What the exercise asks ▸
Transcribe every line exactly and omit anything that is a picture.

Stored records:
* BEGIN *

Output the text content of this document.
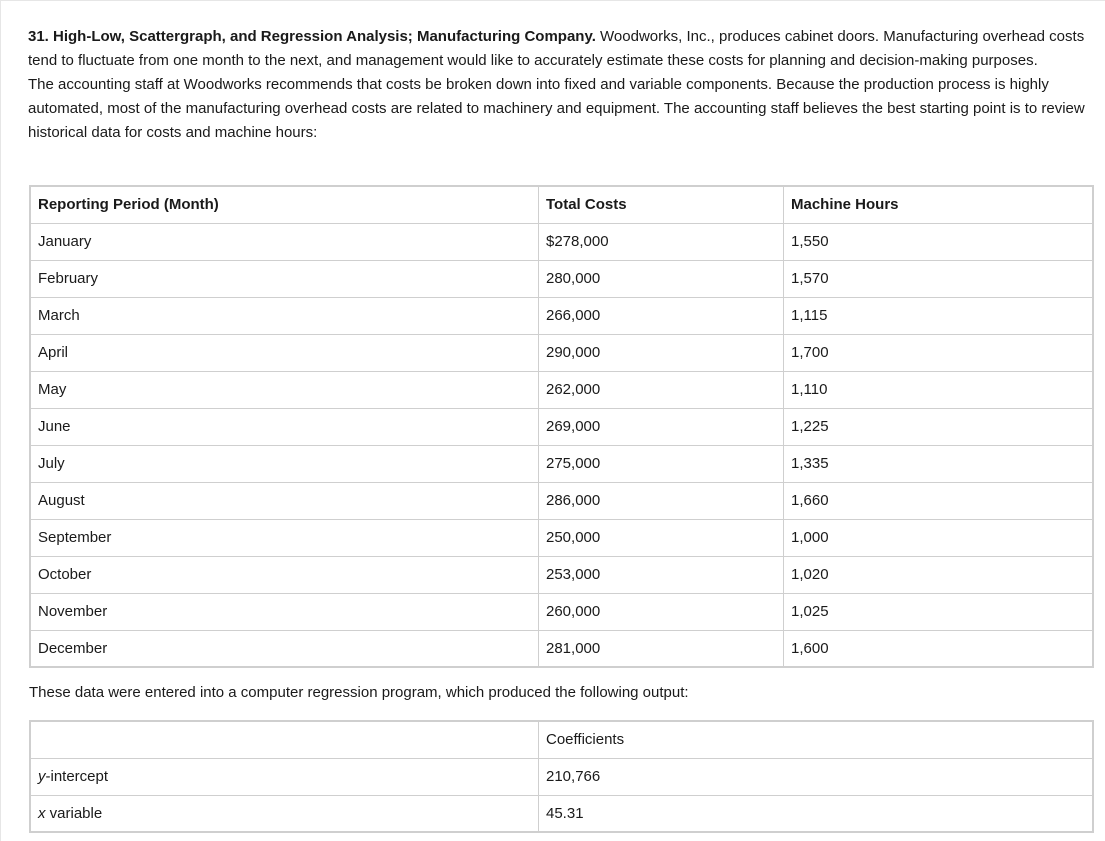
31. High-Low, Scattergraph, and Regression Analysis; Manufacturing Company. Woodworks, Inc., produces cabinet doors. Manufacturing overhead costs tend to fluctuate from one month to the next, and management would like to accurately estimate these costs for planning and decision-making purposes.

The accounting staff at Woodworks recommends that costs be broken down into fixed and variable components. Because the production process is highly automated, most of the manufacturing overhead costs are related to machinery and equipment. The accounting staff believes the best starting point is to review historical data for costs and machine hours:

Reporting Period (Month)	Total Costs	Machine Hours
January	$278,000	1,550
February	280,000	1,570
March	266,000	1,115
April	290,000	1,700
May	262,000	1,110
June	269,000	1,225
July	275,000	1,335
August	286,000	1,660
September	250,000	1,000
October	253,000	1,020
November	260,000	1,025
December	281,000	1,600

These data were entered into a computer regression program, which produced the following output:

	Coefficients
y-intercept	210,766
x variable	45.31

* END *

Exercise answer ▸
Output the text content of this document.
31. High-Low, Scattergraph, and Regression Analysis; Manufacturing Company. Woodworks, Inc., produces cabinet doors. Manufacturing overhead costs tend to fluctuate from one month to the next, and management would like to accurately estimate these costs for planning and decision-making purposes.

The accounting staff at Woodworks recommends that costs be broken down into fixed and variable components. Because the production process is highly automated, most of the manufacturing overhead costs are related to machinery and equipment. The accounting staff believes the best starting point is to review historical data for costs and machine hours:

Reporting Period (Month)	Total Costs	Machine Hours
January	$278,000	1,550
February	280,000	1,570
March	266,000	1,115
April	290,000	1,700
May	262,000	1,110
June	269,000	1,225
July	275,000	1,335
August	286,000	1,660
September	250,000	1,000
October	253,000	1,020
November	260,000	1,025
December	281,000	1,600

These data were entered into a computer regression program, which produced the following output:

	Coefficients
y-intercept	210,766
x variable	45.31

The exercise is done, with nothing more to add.